Repeat the records verbatim and leave the pictures out of your copy.

** start **

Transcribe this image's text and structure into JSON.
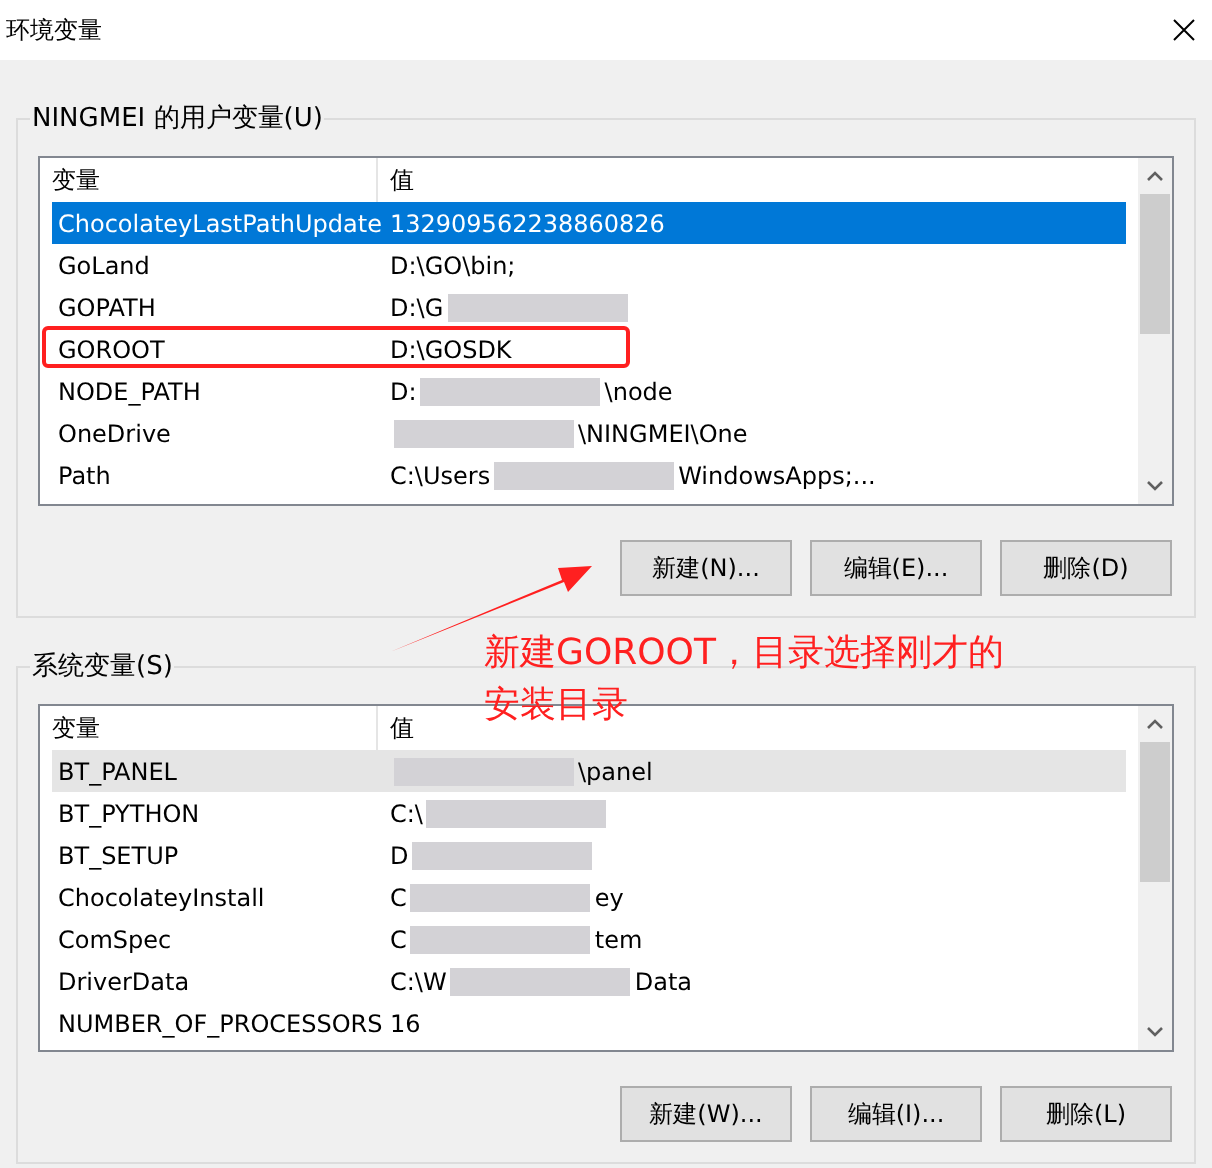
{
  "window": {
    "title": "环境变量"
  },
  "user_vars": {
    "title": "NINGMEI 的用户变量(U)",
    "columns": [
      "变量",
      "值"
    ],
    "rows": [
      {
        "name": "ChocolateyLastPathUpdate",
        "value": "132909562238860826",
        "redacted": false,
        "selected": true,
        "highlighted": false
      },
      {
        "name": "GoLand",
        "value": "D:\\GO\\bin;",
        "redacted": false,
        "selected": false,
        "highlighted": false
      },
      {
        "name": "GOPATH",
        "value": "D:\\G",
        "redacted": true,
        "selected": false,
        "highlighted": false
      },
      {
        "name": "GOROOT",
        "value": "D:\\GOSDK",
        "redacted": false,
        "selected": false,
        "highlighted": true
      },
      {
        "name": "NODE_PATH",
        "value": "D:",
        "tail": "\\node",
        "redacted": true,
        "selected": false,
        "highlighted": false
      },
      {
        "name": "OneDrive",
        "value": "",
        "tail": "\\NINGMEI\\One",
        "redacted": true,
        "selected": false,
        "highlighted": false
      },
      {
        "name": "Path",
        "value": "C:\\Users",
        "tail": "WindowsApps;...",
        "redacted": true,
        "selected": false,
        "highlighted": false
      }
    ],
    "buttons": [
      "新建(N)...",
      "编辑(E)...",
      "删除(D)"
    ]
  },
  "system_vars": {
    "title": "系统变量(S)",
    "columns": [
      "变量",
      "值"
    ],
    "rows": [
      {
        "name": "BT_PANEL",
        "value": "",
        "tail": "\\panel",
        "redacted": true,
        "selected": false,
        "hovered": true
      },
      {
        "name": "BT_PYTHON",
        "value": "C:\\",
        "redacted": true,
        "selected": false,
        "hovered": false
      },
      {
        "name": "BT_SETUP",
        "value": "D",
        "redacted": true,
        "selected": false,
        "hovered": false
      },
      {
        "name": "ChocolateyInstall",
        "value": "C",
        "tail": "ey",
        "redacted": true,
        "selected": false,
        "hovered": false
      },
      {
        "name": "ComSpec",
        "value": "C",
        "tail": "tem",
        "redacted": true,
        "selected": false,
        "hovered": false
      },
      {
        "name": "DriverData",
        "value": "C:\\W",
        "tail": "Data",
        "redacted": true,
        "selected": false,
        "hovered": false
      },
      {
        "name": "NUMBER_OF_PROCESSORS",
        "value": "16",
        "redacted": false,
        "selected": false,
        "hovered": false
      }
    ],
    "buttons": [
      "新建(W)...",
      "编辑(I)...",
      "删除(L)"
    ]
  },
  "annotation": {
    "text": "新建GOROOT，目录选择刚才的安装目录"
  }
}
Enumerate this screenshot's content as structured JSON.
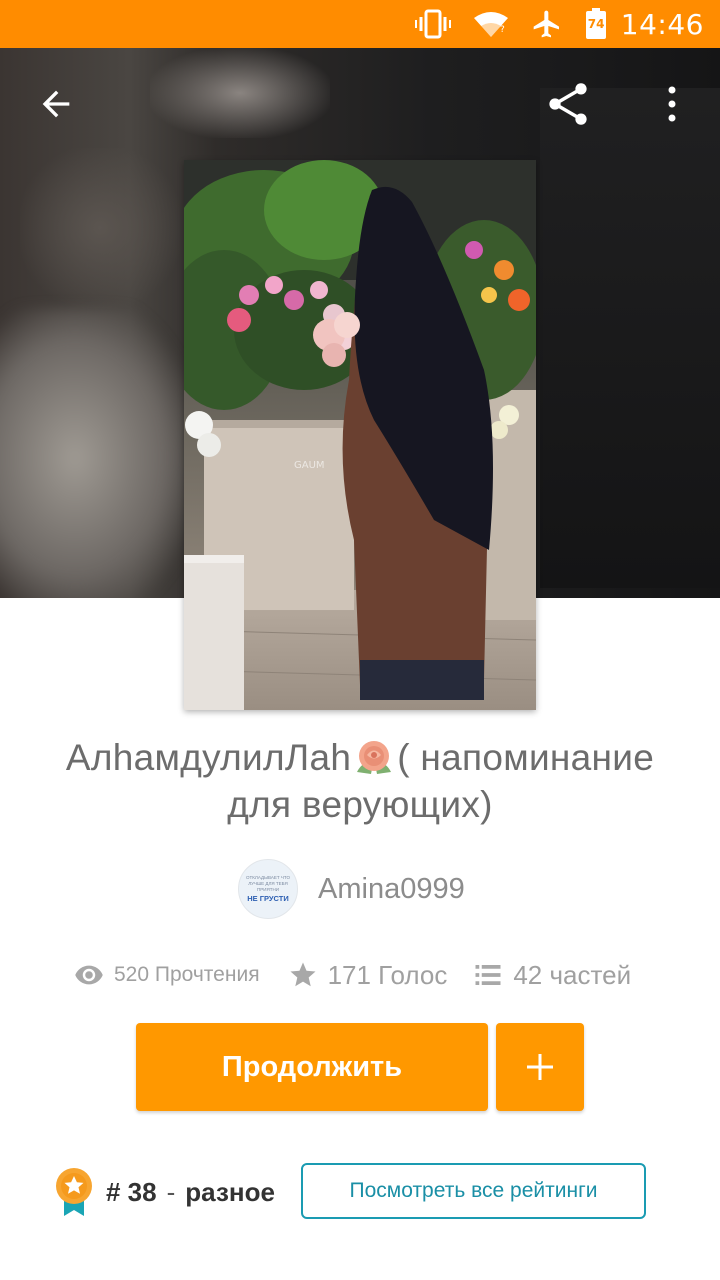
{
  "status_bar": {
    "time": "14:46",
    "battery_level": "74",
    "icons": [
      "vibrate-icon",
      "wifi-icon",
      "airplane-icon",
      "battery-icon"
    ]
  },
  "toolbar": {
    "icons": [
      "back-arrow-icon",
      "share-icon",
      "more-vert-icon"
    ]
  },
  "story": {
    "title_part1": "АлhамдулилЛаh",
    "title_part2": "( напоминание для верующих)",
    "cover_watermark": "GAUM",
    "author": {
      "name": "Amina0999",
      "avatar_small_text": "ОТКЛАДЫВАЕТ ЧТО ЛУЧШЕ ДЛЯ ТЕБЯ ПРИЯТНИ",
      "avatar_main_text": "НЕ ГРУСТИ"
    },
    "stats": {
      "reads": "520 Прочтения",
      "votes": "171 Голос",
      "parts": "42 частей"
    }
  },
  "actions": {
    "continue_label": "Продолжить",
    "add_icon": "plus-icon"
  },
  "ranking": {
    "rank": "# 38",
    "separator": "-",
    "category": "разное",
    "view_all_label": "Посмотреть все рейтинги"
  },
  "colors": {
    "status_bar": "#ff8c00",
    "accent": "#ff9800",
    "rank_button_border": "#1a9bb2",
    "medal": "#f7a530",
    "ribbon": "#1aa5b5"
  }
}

** end **

- **Response for this exercise**
Transcribe this image's text and structure into JSON.
{
  "window": {
    "title": "环境变量"
  },
  "user_vars": {
    "title": "NINGMEI 的用户变量(U)",
    "columns": [
      "变量",
      "值"
    ],
    "rows": [
      {
        "name": "ChocolateyLastPathUpdate",
        "value": "132909562238860826",
        "redacted": false,
        "selected": true,
        "highlighted": false
      },
      {
        "name": "GoLand",
        "value": "D:\\GO\\bin;",
        "redacted": false,
        "selected": false,
        "highlighted": false
      },
      {
        "name": "GOPATH",
        "value": "D:\\G",
        "redacted": true,
        "selected": false,
        "highlighted": false
      },
      {
        "name": "GOROOT",
        "value": "D:\\GOSDK",
        "redacted": false,
        "selected": false,
        "highlighted": true
      },
      {
        "name": "NODE_PATH",
        "value": "D:",
        "tail": "\\node",
        "redacted": true,
        "selected": false,
        "highlighted": false
      },
      {
        "name": "OneDrive",
        "value": "",
        "tail": "\\NINGMEI\\One",
        "redacted": true,
        "selected": false,
        "highlighted": false
      },
      {
        "name": "Path",
        "value": "C:\\Users",
        "tail": "WindowsApps;...",
        "redacted": true,
        "selected": false,
        "highlighted": false
      }
    ],
    "buttons": [
      "新建(N)...",
      "编辑(E)...",
      "删除(D)"
    ]
  },
  "system_vars": {
    "title": "系统变量(S)",
    "columns": [
      "变量",
      "值"
    ],
    "rows": [
      {
        "name": "BT_PANEL",
        "value": "",
        "tail": "\\panel",
        "redacted": true,
        "selected": false,
        "hovered": true
      },
      {
        "name": "BT_PYTHON",
        "value": "C:\\",
        "redacted": true,
        "selected": false,
        "hovered": false
      },
      {
        "name": "BT_SETUP",
        "value": "D",
        "redacted": true,
        "selected": false,
        "hovered": false
      },
      {
        "name": "ChocolateyInstall",
        "value": "C",
        "tail": "ey",
        "redacted": true,
        "selected": false,
        "hovered": false
      },
      {
        "name": "ComSpec",
        "value": "C",
        "tail": "tem",
        "redacted": true,
        "selected": false,
        "hovered": false
      },
      {
        "name": "DriverData",
        "value": "C:\\W",
        "tail": "Data",
        "redacted": true,
        "selected": false,
        "hovered": false
      },
      {
        "name": "NUMBER_OF_PROCESSORS",
        "value": "16",
        "redacted": false,
        "selected": false,
        "hovered": false
      }
    ],
    "buttons": [
      "新建(W)...",
      "编辑(I)...",
      "删除(L)"
    ]
  },
  "annotation": {
    "text": "新建GOROOT，目录选择刚才的安装目录"
  }
}
Enumerate this screenshot's content as structured JSON.
{
  "status_bar": {
    "time": "14:46",
    "battery_level": "74",
    "icons": [
      "vibrate-icon",
      "wifi-icon",
      "airplane-icon",
      "battery-icon"
    ]
  },
  "toolbar": {
    "icons": [
      "back-arrow-icon",
      "share-icon",
      "more-vert-icon"
    ]
  },
  "story": {
    "title_part1": "АлhамдулилЛаh",
    "title_part2": "( напоминание для верующих)",
    "cover_watermark": "GAUM",
    "author": {
      "name": "Amina0999",
      "avatar_small_text": "ОТКЛАДЫВАЕТ ЧТО ЛУЧШЕ ДЛЯ ТЕБЯ ПРИЯТНИ",
      "avatar_main_text": "НЕ ГРУСТИ"
    },
    "stats": {
      "reads": "520 Прочтения",
      "votes": "171 Голос",
      "parts": "42 частей"
    }
  },
  "actions": {
    "continue_label": "Продолжить",
    "add_icon": "plus-icon"
  },
  "ranking": {
    "rank": "# 38",
    "separator": "-",
    "category": "разное",
    "view_all_label": "Посмотреть все рейтинги"
  },
  "colors": {
    "status_bar": "#ff8c00",
    "accent": "#ff9800",
    "rank_button_border": "#1a9bb2",
    "medal": "#f7a530",
    "ribbon": "#1aa5b5"
  }
}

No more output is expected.